-- START Stored data --
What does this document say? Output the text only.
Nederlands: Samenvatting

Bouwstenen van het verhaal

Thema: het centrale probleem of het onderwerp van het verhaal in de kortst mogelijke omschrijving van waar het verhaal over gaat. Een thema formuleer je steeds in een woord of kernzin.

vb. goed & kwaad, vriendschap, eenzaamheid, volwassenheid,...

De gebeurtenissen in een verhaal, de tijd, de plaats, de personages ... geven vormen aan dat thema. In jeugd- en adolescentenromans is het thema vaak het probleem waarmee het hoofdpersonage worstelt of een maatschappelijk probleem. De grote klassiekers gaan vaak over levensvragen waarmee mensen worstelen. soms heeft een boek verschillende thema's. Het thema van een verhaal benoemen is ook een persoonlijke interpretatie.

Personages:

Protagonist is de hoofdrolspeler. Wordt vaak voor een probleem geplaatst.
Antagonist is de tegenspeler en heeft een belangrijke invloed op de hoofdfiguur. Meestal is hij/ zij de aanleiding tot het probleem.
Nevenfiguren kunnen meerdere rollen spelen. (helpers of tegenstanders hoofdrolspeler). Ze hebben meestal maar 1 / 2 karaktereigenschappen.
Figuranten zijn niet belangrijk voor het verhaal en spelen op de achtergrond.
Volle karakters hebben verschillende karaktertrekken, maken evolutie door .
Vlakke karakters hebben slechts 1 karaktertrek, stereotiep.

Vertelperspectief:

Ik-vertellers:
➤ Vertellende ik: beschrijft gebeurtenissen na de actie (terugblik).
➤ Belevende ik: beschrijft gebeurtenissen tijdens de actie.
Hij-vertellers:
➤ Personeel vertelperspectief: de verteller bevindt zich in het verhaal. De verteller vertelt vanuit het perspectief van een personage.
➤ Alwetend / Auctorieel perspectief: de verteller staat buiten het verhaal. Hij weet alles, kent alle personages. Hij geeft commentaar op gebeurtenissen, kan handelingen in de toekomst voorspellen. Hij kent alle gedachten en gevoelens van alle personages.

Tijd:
-- END Stored data --
* [Prompt]: Which lines hold the word "probleem"? Copy every one of them.

* [Task output]:
Thema: het centrale probleem of het onderwerp van het verhaal in de kortst mogelijke omschrijving van waar het verhaal over gaat. Een thema formuleer je steeds in een woord of kernzin.
De gebeurtenissen in een verhaal, de tijd, de plaats, de personages ... geven vormen aan dat thema. In jeugd- en adolescentenromans is het thema vaak het probleem waarmee het hoofdpersonage worstelt of een maatschappelijk probleem. De grote klassiekers gaan vaak over levensvragen waarmee mensen worstelen. soms heeft een boek verschillende thema's. Het thema van een verhaal benoemen is ook een persoonlijke interpretatie.
Protagonist is de hoofdrolspeler. Wordt vaak voor een probleem geplaatst.
Antagonist is de tegenspeler en heeft een belangrijke invloed op de hoofdfiguur. Meestal is hij/ zij de aanleiding tot het probleem.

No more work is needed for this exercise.